PROBLEM DETAILS
Below are some entries. Copy each line that holds the string "name".

──────── MATERIAL TO PROCESS ────────

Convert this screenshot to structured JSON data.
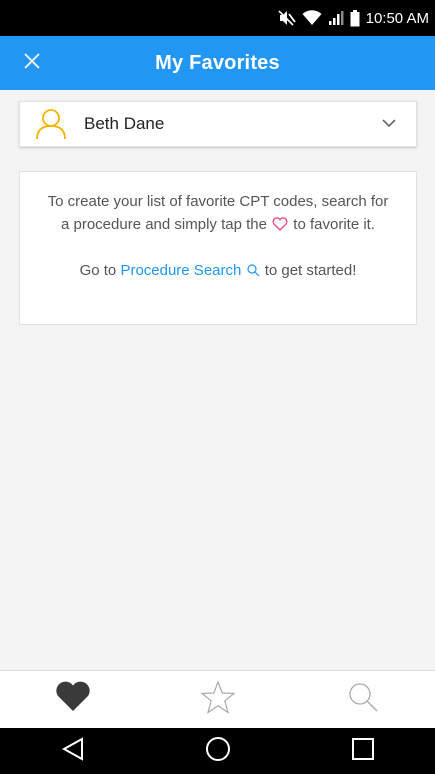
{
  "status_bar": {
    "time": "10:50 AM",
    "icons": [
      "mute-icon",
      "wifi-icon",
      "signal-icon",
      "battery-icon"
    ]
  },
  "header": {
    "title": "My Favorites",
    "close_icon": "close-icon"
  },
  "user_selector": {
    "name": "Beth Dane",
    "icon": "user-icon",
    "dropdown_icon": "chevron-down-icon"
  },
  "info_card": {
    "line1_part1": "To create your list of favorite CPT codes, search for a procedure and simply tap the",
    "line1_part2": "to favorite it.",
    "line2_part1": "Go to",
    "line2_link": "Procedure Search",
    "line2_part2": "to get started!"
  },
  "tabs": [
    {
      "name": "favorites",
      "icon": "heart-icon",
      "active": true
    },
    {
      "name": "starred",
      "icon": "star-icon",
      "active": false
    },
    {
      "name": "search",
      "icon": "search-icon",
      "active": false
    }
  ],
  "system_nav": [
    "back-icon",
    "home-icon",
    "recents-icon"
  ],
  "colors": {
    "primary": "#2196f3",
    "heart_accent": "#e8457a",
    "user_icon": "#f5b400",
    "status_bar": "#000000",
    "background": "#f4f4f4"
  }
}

────────
──────── MATERIAL TO PROCESS ────────

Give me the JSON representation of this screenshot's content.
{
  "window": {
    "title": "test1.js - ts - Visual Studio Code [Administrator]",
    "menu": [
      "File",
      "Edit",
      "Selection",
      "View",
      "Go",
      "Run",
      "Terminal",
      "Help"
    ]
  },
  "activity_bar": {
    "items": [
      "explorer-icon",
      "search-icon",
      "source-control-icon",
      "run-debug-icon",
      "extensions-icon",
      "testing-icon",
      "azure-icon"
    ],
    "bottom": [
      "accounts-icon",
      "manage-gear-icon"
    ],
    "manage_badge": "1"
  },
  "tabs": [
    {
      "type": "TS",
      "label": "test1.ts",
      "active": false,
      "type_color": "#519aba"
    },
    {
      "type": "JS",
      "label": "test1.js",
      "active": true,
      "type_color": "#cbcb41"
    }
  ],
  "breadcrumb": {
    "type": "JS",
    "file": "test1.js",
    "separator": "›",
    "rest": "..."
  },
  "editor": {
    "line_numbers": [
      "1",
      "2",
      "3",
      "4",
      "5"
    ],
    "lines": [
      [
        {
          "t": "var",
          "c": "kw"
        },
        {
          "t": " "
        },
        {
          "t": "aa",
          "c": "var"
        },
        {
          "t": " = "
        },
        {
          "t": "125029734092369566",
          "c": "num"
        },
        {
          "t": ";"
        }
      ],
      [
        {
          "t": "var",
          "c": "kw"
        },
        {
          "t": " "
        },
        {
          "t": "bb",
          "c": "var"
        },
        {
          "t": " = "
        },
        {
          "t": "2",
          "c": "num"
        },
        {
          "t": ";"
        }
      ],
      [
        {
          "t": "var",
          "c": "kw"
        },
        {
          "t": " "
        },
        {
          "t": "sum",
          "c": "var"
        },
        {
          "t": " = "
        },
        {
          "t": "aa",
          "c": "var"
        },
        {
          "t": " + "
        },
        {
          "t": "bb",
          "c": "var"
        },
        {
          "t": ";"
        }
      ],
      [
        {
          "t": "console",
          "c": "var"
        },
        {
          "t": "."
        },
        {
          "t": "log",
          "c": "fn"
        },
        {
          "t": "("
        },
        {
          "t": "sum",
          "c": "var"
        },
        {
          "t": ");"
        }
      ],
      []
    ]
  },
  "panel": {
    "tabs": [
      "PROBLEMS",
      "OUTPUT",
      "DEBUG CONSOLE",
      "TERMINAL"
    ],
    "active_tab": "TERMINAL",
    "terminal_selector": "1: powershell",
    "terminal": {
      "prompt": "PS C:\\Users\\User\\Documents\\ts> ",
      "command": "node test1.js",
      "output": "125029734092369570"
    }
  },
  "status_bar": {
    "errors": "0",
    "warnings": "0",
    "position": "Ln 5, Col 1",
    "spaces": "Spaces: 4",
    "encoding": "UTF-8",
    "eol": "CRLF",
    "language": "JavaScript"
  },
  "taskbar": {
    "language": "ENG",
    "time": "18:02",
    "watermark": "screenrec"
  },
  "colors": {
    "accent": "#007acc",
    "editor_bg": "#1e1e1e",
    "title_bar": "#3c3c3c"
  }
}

────────

TASK RESULT
    "name": "Beth Dane",
      "name": "favorites",
      "name": "starred",
      "name": "search",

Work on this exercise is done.